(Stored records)
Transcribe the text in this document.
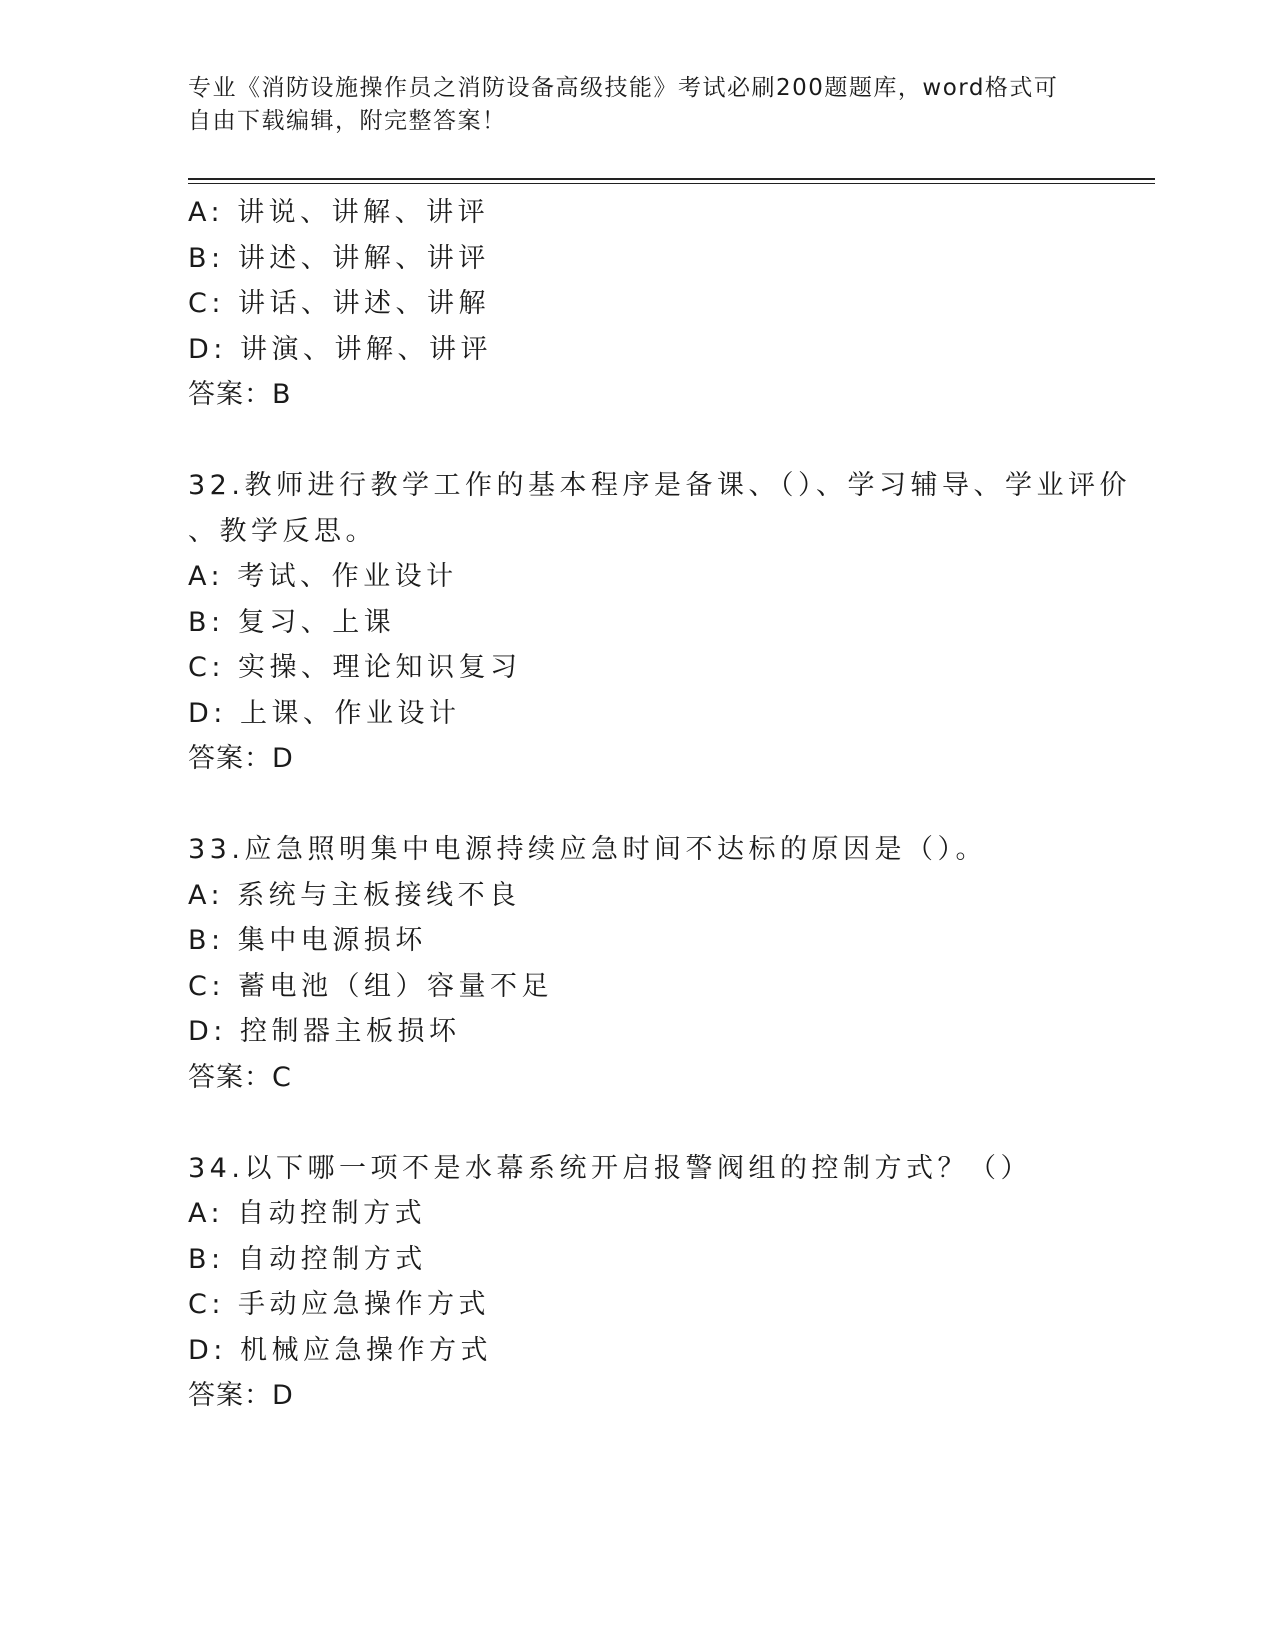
专业《消防设施操作员之消防设备高级技能》考试必刷200题题库，word格式可
自由下载编辑，附完整答案！
A: 讲说、讲解、讲评
B: 讲述、讲解、讲评
C: 讲话、讲述、讲解
D: 讲演、讲解、讲评
答案：B
32.教师进行教学工作的基本程序是备课、（）、学习辅导、学业评价
、教学反思。
A: 考试、作业设计
B: 复习、上课
C: 实操、理论知识复习
D: 上课、作业设计
答案：D
33.应急照明集中电源持续应急时间不达标的原因是（）。
A: 系统与主板接线不良
B: 集中电源损坏
C: 蓄电池（组）容量不足
D: 控制器主板损坏
答案：C
34.以下哪一项不是水幕系统开启报警阀组的控制方式？（）
A: 自动控制方式
B: 自动控制方式
C: 手动应急操作方式
D: 机械应急操作方式
答案：D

▶ What to do
Each line of the material must be retyped exactly, except that images are omitted.

▶ Result
Transcribe the text in this document.
专业《消防设施操作员之消防设备高级技能》考试必刷200题题库，word格式可
自由下载编辑，附完整答案！
A: 讲说、讲解、讲评
B: 讲述、讲解、讲评
C: 讲话、讲述、讲解
D: 讲演、讲解、讲评
答案：B
32.教师进行教学工作的基本程序是备课、（）、学习辅导、学业评价
、教学反思。
A: 考试、作业设计
B: 复习、上课
C: 实操、理论知识复习
D: 上课、作业设计
答案：D
33.应急照明集中电源持续应急时间不达标的原因是（）。
A: 系统与主板接线不良
B: 集中电源损坏
C: 蓄电池（组）容量不足
D: 控制器主板损坏
答案：C
34.以下哪一项不是水幕系统开启报警阀组的控制方式？（）
A: 自动控制方式
B: 自动控制方式
C: 手动应急操作方式
D: 机械应急操作方式
答案：D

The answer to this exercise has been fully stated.